**WHAT IS NEEDED**
Repeat the listing in full, preserving every character.

[START]

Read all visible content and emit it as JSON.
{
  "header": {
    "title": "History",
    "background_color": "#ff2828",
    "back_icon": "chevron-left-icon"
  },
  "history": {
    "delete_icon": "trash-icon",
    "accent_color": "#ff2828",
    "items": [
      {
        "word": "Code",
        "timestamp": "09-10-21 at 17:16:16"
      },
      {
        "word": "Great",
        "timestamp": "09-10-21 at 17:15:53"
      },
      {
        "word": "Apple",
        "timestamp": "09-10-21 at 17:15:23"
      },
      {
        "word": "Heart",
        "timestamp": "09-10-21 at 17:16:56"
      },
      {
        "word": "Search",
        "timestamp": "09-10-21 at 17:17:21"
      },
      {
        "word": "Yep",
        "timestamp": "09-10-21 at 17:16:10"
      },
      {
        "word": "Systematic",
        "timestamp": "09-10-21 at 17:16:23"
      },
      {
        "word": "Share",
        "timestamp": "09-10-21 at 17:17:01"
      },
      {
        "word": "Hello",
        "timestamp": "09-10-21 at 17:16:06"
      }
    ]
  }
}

[END]

**COMPLETED TASK**
Read all visible content and emit it as JSON.
{
  "header": {
    "title": "History",
    "background_color": "#ff2828",
    "back_icon": "chevron-left-icon"
  },
  "history": {
    "delete_icon": "trash-icon",
    "accent_color": "#ff2828",
    "items": [
      {
        "word": "Code",
        "timestamp": "09-10-21 at 17:16:16"
      },
      {
        "word": "Great",
        "timestamp": "09-10-21 at 17:15:53"
      },
      {
        "word": "Apple",
        "timestamp": "09-10-21 at 17:15:23"
      },
      {
        "word": "Heart",
        "timestamp": "09-10-21 at 17:16:56"
      },
      {
        "word": "Search",
        "timestamp": "09-10-21 at 17:17:21"
      },
      {
        "word": "Yep",
        "timestamp": "09-10-21 at 17:16:10"
      },
      {
        "word": "Systematic",
        "timestamp": "09-10-21 at 17:16:23"
      },
      {
        "word": "Share",
        "timestamp": "09-10-21 at 17:17:01"
      },
      {
        "word": "Hello",
        "timestamp": "09-10-21 at 17:16:06"
      }
    ]
  }
}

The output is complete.